• [JOB]: Looking through the listing, how many of its lines hold the word "Counsel"? Answer with only the number.

◇ ◇ ◇ ◇

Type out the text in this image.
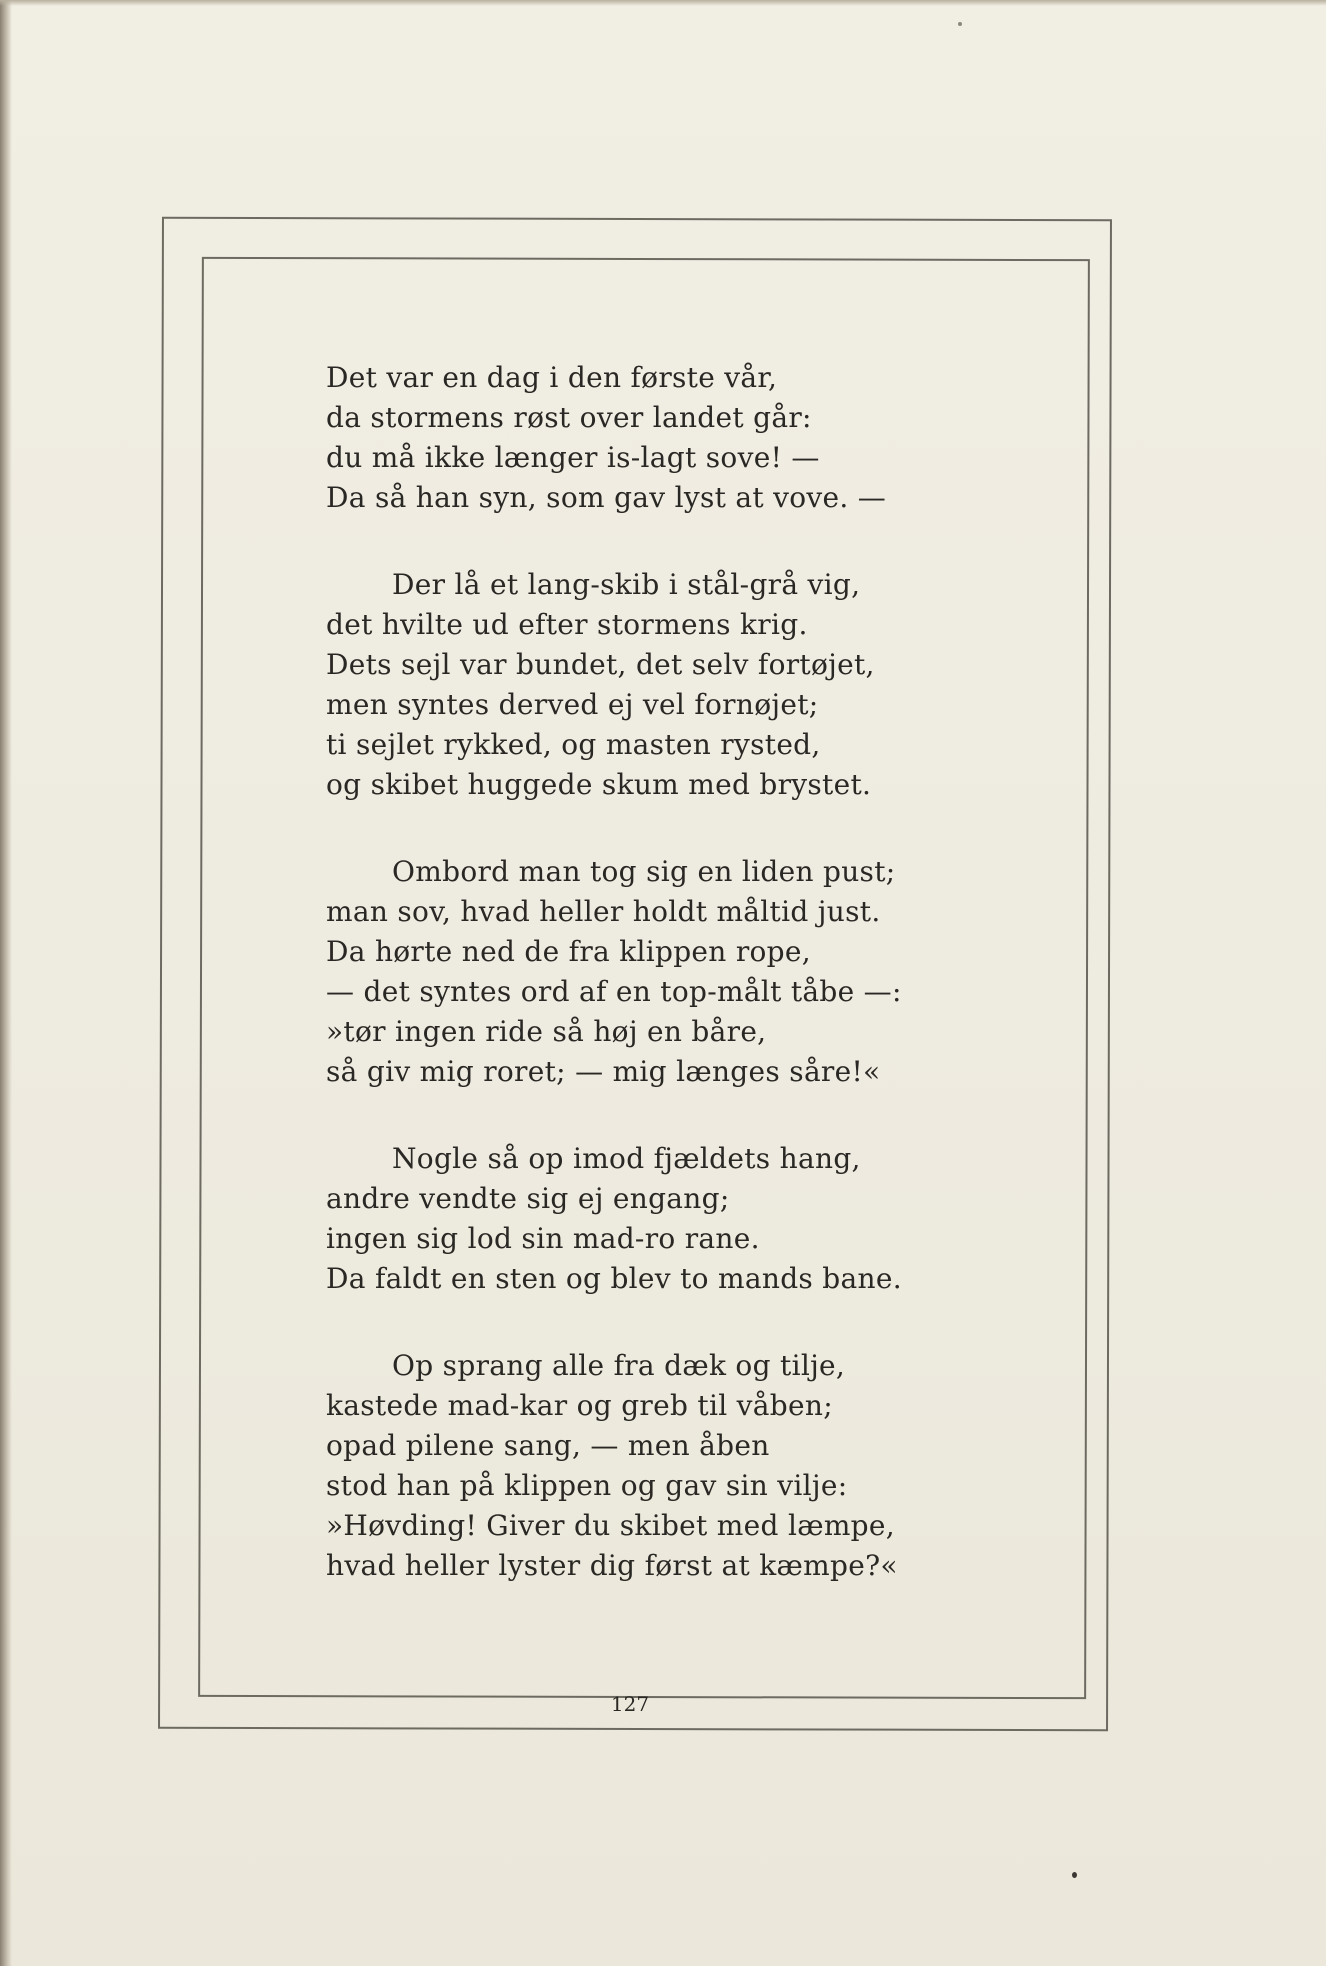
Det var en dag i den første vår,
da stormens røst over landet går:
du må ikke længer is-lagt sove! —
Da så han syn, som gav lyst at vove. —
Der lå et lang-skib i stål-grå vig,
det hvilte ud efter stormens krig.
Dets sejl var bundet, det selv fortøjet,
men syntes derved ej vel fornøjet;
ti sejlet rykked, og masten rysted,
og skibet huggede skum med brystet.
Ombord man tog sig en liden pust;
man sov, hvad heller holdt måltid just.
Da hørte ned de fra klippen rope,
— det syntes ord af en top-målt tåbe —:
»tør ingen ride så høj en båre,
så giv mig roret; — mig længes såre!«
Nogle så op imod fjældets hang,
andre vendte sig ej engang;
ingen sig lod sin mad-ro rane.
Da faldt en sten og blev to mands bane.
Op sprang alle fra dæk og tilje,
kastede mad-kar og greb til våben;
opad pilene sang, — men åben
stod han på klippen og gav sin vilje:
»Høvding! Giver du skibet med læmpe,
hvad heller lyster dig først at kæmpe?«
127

◇ ◇ ◇ ◇

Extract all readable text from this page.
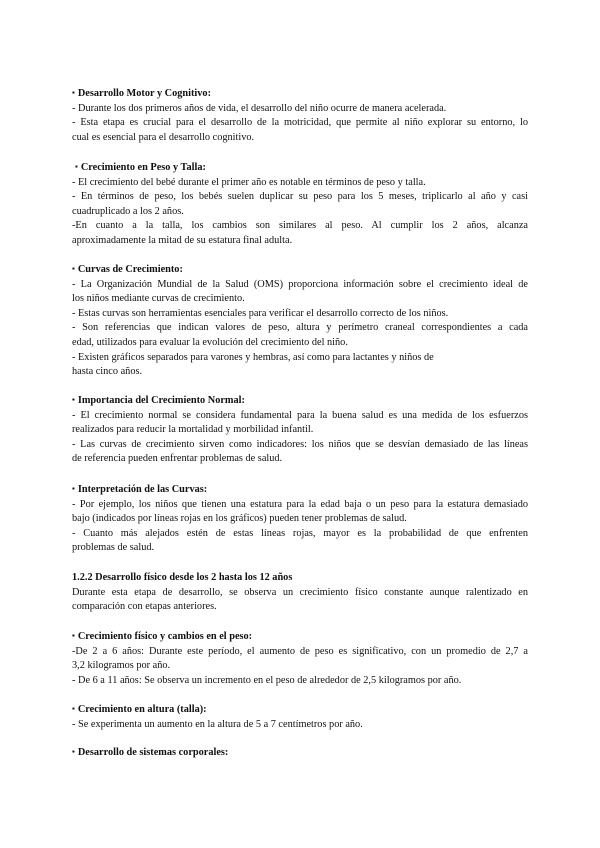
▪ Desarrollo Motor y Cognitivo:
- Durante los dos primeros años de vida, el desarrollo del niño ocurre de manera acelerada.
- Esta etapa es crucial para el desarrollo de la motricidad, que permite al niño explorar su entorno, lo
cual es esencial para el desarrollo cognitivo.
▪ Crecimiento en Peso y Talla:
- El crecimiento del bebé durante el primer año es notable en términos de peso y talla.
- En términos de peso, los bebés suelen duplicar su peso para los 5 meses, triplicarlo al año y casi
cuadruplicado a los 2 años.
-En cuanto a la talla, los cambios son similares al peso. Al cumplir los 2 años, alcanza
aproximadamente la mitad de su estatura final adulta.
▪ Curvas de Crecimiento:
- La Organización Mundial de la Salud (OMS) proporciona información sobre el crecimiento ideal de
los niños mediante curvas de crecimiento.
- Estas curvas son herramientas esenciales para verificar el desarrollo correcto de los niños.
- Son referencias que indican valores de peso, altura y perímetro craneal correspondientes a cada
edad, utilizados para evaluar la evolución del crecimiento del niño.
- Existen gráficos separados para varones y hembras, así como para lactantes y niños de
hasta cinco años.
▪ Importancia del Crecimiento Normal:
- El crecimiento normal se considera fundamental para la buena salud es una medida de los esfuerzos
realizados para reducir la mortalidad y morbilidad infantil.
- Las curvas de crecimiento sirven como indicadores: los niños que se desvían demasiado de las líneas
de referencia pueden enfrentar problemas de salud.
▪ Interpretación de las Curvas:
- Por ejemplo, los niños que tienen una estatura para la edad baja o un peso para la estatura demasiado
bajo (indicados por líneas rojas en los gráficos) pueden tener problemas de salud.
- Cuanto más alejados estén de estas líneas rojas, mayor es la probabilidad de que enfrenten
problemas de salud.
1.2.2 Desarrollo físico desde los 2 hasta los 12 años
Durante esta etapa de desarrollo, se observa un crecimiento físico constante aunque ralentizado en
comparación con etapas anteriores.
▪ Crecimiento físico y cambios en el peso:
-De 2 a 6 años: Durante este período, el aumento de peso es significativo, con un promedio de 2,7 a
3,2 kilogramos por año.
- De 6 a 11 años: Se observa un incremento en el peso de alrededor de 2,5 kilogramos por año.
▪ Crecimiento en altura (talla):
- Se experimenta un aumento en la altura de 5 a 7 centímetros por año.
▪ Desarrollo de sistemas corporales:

◇ ◇ ◇ ◇

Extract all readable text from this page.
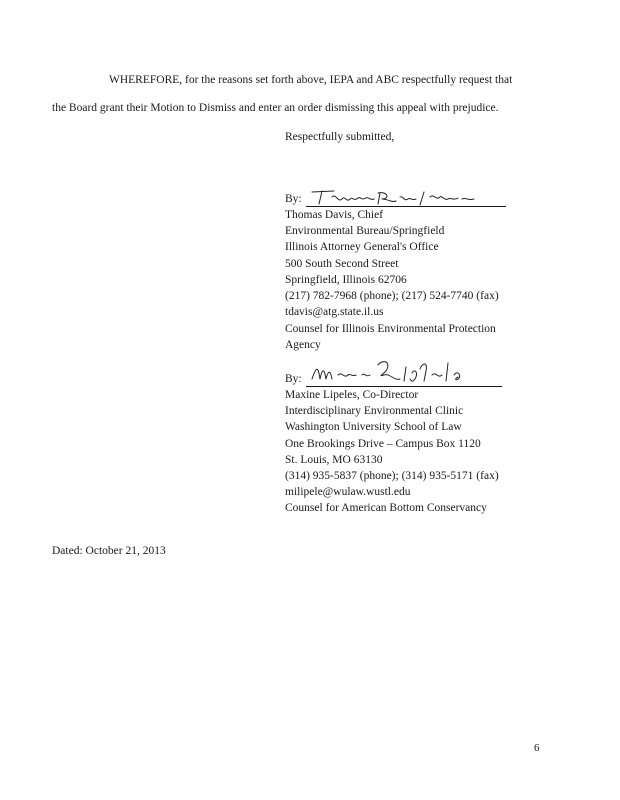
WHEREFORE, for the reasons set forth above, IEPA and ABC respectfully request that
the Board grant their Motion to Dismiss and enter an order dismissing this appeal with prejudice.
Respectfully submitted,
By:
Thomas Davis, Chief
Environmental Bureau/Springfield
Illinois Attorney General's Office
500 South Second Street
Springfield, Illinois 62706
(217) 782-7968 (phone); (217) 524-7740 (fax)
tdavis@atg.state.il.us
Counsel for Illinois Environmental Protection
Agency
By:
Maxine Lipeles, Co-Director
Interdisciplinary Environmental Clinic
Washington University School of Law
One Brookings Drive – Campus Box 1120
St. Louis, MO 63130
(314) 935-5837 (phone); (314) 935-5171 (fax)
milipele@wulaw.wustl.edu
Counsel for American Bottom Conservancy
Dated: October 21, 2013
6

◇ ◇ ◇ ◇

• [TASK ANSWER]: 2